(GIVEN INSTRUCTION)
Answer these from the text on kart setup below, one line each:
(a) What caster angle did the kart use?
(b) How long was the kart's wheelbase?
(c) According to the text, what do cars depend on more than caster to keep the tires rolling straight?

With your kart, the maylo shark you had:

  • zero kpi?
  • zero camber or some built into the spindle?
  • similar scrub radius but attained by decreasing the front track?
  • what was the difference in feel?
  • how was the front track in relation to rear, similar to other karts?

Zero camber, zero kingpin inclination, 14° caster. Inside tread width on the front was the same as the inside tread width on the rear. All these things were arrived at after careful consideration. Never measured the scrub radius. Wheelbase was 42 inches. Frame was 1 inch OD chrome Molly, condition N.

I have no doubt these things could have been improved on, but that kart was easy drive and had no handling problems.

Mayko kart, Mayko aluminum fuel tank, Mayko pipe, Mayko header, and engines built by yours truly (91, 101, open 91) we did pretty well.

Super interesting. Just looking at the kart, the scrub radius looks really small compared to modern day karts.

Just hypothesising on the difference in feel between a kart with 10+ degrees of KPI and a kart of your design, i’d think a modern day kart would feel relatively numb on turn in then increase in feel as one turns the steering wheel (following the arc of the wheels movement). But with the zero kpi kart it should be a straight line, no arc, and probably feels more precise. As a result of the straight line, you can run less caster, which in turn effects dynamic camber, allowing more of the front tire to be contact with the road with the steering turned.

Am I talking sense?

Can’t really say if there is any difference in feel, I didn’t notice any.

I don’t know much about scrub radius, other than what I read in Wikipedia. Even then, comparing a car to a kart is of no use as far as I can see. Cars have very little caster, they depend more on kingpin inclination to keep the tires rolling straight. They don’t need to lift the inside rear tire, unlike a kart, with its live axle.

Karts today need very wide front and rear tracks. The reason for this, I believe, is to lower the center of gravity. What surprises me is; they keep making the axle and spindles longer rather than making the kart frames wider. Although I’m not saying this is wrong, I do wonder way there are no wider frames!

(STORED ROWS)

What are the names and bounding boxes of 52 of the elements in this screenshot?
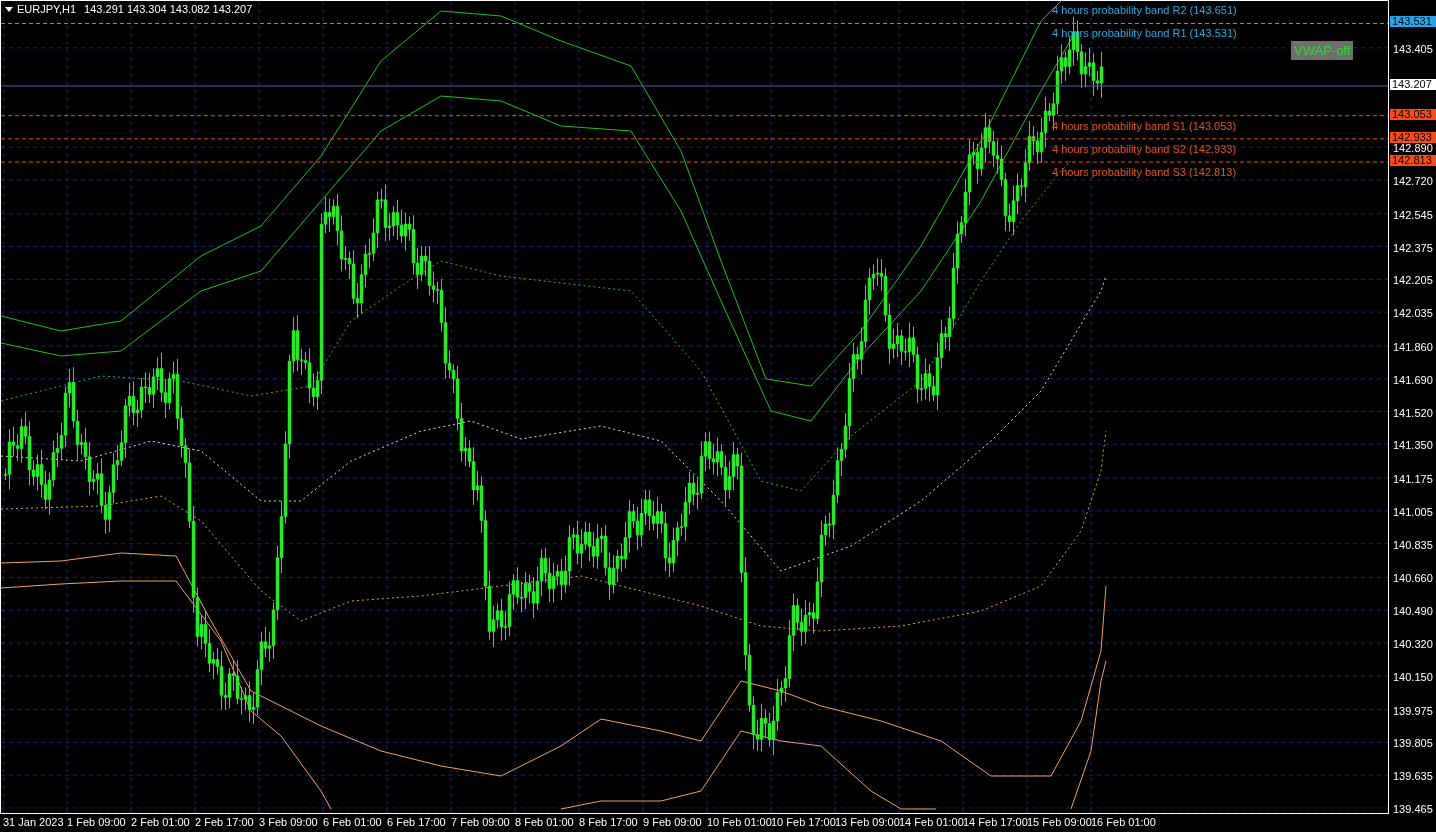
time-tick-label: 10 Feb 17:00 <box>771 816 836 828</box>
time-tick-label: 9 Feb 09:00 <box>643 816 702 828</box>
price-tick-label: 141.690 <box>1393 373 1433 386</box>
price-tick-label: 140.660 <box>1393 572 1433 585</box>
band-label: 4 hours probability band S2 (142.933) <box>1052 142 1237 155</box>
band-label: 4 hours probability band S3 (142.813) <box>1052 166 1237 178</box>
time-tick-label: 15 Feb 09:00 <box>1027 816 1092 828</box>
price-tag: 142.813 <box>1390 155 1436 166</box>
time-tick-label: 2 Feb 17:00 <box>195 816 254 828</box>
price-tick-label: 139.635 <box>1393 770 1433 783</box>
price-tick-label: 141.350 <box>1393 439 1433 452</box>
price-tick-label: 142.720 <box>1393 174 1433 187</box>
price-tick-label: 140.835 <box>1393 538 1433 551</box>
time-tick-label: 14 Feb 17:00 <box>963 816 1028 828</box>
price-tick-label: 139.805 <box>1393 737 1433 750</box>
price-tick-label: 140.150 <box>1393 670 1433 683</box>
price-tick-label: 141.860 <box>1393 340 1433 353</box>
price-tag: 142.933 <box>1390 131 1436 143</box>
time-tick-label: 2 Feb 01:00 <box>131 816 190 828</box>
price-tick-label: 139.975 <box>1393 704 1433 717</box>
time-tick-label: 7 Feb 09:00 <box>451 816 510 828</box>
symbol-label: EURJPY,H1 <box>17 3 77 15</box>
price-tick-label: 141.175 <box>1393 473 1433 486</box>
time-tick-label: 8 Feb 17:00 <box>579 816 638 828</box>
price-tick-label: 143.405 <box>1393 42 1433 55</box>
time-tick-label: 6 Feb 01:00 <box>323 816 382 828</box>
time-tick-label: 14 Feb 01:00 <box>899 816 964 828</box>
price-tick-label: 142.205 <box>1393 274 1433 287</box>
price-tick-label: 139.465 <box>1393 803 1433 815</box>
time-tick-label: 3 Feb 09:00 <box>259 816 318 828</box>
time-tick-label: 10 Feb 01:00 <box>707 816 772 828</box>
price-tick-label: 140.490 <box>1393 605 1433 618</box>
price-tick-label: 142.890 <box>1393 142 1433 155</box>
price-tag: 143.053 <box>1390 108 1436 120</box>
ohlc-values: 143.291 143.304 143.082 143.207 <box>84 3 253 15</box>
price-tick-label: 140.320 <box>1393 638 1433 651</box>
price-tick-label: 141.520 <box>1393 406 1433 419</box>
price-tick-label: 142.375 <box>1393 241 1433 254</box>
time-tick-label: 16 Feb 01:00 <box>1091 816 1156 828</box>
price-tag: 143.531 <box>1390 16 1436 28</box>
time-tick-label: 6 Feb 17:00 <box>387 816 446 828</box>
price-tick-label: 142.035 <box>1393 307 1433 320</box>
time-tick-label: 1 Feb 09:00 <box>67 816 126 828</box>
price-tag: 143.207 <box>1390 79 1436 90</box>
time-tick-label: 13 Feb 09:00 <box>835 816 900 828</box>
time-tick-label: 8 Feb 01:00 <box>515 816 574 828</box>
dropdown-triangle-icon[interactable] <box>5 6 13 12</box>
band-label: 4 hours probability band R2 (143.651) <box>1052 4 1237 17</box>
time-tick-label: 31 Jan 2023 <box>3 816 64 828</box>
vwap-toggle-button[interactable]: VWAP-off <box>1291 41 1354 60</box>
price-tick-label: 142.545 <box>1393 208 1433 221</box>
price-tick-label: 141.005 <box>1393 505 1433 518</box>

(THE SOLUTION)
(a) 14°
(b) 42 inches
(c) Kingpin inclination